> _GIVEN PROBLEM_
Copy the lines holding the word "will", all of them.

** start of EXERCISE INPUT **

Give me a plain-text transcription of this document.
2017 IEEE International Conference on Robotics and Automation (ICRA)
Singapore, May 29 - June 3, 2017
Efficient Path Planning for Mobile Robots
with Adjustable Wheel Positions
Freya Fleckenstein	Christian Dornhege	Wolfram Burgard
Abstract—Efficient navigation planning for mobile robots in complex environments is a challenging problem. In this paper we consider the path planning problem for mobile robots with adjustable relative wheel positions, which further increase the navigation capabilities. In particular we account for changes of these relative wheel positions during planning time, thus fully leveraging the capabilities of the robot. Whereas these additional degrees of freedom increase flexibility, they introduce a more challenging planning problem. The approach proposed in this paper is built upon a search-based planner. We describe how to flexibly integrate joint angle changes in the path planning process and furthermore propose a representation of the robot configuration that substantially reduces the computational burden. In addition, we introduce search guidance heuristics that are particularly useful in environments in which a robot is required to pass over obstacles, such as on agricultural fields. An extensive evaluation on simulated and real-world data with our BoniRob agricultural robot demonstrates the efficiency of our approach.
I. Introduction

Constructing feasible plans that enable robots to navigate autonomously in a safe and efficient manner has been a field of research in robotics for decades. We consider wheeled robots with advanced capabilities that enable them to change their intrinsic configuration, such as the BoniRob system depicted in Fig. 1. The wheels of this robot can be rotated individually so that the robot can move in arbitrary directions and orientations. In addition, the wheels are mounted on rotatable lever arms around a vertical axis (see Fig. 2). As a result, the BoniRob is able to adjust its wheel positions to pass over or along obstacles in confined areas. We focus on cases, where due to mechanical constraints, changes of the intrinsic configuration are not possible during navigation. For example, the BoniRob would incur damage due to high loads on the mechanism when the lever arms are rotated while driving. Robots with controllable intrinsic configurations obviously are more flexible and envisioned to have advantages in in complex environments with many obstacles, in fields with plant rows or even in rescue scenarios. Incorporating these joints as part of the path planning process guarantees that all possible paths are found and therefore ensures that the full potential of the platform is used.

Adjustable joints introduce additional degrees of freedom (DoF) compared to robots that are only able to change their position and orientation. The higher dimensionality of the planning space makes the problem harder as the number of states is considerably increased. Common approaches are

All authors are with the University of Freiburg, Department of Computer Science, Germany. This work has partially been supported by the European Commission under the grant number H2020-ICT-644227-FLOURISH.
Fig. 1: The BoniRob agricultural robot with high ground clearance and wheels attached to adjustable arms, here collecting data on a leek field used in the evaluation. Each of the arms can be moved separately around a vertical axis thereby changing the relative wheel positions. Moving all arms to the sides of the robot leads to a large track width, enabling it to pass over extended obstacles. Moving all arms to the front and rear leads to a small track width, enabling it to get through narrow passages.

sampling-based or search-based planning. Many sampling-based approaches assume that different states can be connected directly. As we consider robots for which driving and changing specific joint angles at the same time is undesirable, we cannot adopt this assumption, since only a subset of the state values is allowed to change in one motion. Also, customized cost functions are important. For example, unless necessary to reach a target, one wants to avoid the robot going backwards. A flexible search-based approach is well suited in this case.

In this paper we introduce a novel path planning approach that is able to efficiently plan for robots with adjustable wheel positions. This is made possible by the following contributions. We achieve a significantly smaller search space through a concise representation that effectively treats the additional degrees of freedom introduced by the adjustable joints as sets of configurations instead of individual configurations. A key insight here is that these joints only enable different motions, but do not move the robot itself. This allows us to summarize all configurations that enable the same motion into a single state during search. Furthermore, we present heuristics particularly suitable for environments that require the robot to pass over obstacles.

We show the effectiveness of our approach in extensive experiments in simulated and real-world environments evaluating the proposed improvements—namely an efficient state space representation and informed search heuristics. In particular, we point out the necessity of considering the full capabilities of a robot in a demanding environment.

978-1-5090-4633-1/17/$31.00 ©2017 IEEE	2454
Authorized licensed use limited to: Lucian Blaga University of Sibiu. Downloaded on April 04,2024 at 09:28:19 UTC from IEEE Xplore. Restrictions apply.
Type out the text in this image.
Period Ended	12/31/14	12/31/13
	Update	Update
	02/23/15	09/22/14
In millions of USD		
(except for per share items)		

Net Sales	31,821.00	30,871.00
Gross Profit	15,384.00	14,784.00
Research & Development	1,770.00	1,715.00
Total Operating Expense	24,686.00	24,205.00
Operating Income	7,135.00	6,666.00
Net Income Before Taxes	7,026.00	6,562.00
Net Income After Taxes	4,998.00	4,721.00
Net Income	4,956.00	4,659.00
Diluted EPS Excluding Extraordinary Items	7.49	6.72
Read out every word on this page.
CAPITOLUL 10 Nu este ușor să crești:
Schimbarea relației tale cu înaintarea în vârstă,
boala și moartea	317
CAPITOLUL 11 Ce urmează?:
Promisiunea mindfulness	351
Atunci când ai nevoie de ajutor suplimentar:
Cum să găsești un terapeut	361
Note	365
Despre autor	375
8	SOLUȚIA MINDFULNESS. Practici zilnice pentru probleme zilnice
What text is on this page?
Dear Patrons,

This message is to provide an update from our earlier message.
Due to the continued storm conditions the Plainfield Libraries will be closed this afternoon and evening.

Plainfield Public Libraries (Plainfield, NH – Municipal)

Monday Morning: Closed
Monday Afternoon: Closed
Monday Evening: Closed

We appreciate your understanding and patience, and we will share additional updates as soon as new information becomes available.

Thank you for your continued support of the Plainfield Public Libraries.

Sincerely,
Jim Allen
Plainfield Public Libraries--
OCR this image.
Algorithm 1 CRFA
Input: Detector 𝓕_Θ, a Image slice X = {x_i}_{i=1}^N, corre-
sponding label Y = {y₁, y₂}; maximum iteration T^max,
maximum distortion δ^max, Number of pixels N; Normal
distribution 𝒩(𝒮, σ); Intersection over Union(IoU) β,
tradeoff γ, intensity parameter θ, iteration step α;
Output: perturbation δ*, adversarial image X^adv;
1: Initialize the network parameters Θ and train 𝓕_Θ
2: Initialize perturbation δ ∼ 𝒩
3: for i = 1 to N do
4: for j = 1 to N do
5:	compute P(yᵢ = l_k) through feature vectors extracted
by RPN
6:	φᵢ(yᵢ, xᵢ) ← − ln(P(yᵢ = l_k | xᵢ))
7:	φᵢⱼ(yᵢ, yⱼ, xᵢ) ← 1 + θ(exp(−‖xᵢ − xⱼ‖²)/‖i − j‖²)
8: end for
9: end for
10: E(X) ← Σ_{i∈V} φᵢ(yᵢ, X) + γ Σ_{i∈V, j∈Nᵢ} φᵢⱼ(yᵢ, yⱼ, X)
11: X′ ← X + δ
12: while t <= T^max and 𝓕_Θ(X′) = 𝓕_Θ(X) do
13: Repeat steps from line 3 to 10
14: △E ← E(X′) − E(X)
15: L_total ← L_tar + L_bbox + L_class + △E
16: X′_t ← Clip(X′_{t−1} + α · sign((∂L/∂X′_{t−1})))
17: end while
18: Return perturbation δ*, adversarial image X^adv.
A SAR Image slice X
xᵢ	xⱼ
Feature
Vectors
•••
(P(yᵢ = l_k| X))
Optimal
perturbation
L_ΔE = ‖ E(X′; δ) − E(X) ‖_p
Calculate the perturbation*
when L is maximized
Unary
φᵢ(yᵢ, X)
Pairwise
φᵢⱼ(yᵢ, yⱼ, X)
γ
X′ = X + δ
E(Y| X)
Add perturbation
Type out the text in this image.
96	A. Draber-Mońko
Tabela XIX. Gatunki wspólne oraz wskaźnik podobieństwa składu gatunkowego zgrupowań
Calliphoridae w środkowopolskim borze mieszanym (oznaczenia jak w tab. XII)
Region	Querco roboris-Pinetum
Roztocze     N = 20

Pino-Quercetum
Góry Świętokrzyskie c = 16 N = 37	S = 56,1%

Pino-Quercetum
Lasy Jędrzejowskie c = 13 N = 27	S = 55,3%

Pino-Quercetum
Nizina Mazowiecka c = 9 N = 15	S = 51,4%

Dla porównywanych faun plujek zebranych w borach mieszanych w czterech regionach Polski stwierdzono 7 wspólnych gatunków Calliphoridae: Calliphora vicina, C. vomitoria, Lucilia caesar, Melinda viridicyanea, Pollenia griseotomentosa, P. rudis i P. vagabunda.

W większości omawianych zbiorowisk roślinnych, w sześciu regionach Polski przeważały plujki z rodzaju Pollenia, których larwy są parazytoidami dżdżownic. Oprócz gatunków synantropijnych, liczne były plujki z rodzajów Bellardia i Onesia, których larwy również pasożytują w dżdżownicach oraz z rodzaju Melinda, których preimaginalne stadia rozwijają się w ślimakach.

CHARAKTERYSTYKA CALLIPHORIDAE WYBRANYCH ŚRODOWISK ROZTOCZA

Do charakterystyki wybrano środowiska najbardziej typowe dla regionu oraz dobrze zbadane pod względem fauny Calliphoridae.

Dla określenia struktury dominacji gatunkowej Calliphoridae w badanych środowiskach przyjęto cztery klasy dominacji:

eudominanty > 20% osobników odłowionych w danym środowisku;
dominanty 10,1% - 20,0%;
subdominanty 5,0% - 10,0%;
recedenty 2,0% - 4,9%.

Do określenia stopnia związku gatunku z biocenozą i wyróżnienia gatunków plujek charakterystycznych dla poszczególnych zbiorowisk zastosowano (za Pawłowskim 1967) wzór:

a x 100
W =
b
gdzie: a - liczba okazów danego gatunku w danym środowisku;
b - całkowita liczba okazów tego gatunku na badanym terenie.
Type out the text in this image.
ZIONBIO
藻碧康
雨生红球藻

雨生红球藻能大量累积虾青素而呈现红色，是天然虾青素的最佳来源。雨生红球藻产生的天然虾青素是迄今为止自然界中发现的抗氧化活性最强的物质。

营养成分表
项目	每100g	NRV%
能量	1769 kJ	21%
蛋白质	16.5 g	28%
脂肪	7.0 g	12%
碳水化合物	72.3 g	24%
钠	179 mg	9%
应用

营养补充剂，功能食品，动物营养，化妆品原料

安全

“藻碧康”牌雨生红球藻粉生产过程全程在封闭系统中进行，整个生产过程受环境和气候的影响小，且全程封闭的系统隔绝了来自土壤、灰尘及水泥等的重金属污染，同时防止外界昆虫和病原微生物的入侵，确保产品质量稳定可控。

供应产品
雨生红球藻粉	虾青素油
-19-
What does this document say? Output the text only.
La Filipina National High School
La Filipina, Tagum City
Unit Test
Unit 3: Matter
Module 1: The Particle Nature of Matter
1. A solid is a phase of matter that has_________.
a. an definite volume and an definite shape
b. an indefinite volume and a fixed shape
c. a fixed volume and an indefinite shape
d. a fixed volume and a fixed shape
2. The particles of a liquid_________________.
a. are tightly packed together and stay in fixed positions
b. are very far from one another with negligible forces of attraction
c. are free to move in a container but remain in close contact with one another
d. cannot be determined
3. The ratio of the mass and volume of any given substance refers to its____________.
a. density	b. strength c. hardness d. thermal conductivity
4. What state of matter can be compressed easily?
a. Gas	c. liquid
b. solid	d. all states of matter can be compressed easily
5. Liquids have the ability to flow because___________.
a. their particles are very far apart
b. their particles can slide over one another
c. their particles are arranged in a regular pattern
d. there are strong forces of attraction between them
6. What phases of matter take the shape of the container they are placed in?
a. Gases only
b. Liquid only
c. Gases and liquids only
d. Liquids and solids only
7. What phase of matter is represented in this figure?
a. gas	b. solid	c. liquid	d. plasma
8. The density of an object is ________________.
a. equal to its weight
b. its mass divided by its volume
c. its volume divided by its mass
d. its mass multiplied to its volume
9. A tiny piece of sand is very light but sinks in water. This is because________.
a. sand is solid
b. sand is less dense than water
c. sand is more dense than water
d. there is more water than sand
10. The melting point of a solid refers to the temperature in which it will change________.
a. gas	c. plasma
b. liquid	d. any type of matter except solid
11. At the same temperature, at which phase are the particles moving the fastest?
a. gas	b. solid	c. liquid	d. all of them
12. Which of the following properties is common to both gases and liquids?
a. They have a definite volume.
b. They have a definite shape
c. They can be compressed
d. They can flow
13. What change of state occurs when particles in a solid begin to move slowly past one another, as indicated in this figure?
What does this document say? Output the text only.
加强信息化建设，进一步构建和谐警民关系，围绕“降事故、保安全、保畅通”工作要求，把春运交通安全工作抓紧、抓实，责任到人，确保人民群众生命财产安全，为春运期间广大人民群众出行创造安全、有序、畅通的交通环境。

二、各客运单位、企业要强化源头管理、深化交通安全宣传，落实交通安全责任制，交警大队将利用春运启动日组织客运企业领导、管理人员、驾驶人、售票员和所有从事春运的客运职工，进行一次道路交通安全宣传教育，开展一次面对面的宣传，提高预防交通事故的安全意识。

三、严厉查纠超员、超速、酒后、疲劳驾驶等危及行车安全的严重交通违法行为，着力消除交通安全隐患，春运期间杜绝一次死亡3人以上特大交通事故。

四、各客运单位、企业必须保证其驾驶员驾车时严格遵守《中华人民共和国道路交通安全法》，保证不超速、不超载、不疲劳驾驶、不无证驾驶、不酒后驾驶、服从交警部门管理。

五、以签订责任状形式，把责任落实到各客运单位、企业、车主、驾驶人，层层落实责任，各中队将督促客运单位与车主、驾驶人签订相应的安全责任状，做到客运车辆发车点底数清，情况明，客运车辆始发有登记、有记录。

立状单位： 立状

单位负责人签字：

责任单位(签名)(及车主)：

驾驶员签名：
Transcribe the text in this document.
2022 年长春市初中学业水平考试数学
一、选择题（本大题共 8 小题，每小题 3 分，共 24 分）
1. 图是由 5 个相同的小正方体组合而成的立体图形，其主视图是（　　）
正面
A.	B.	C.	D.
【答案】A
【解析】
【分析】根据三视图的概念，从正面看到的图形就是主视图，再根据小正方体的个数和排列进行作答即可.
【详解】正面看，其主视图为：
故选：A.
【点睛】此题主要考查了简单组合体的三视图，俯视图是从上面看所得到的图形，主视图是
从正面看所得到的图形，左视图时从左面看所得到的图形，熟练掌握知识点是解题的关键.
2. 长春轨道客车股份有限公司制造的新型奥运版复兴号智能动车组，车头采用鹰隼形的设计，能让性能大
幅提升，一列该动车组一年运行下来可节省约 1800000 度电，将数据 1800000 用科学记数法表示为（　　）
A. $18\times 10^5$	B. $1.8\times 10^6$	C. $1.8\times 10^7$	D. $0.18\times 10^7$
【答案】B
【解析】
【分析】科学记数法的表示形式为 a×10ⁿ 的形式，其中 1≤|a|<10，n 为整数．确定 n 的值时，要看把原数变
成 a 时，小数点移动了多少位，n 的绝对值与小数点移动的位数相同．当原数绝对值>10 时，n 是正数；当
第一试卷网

** end of EXERCISE INPUT **

> _TASK RESPONSE_
Due to the continued storm conditions the Plainfield Libraries will be closed this afternoon and evening.
We appreciate your understanding and patience, and we will share additional updates as soon as new information becomes available.
10. The melting point of a solid refers to the temperature in which it will change________.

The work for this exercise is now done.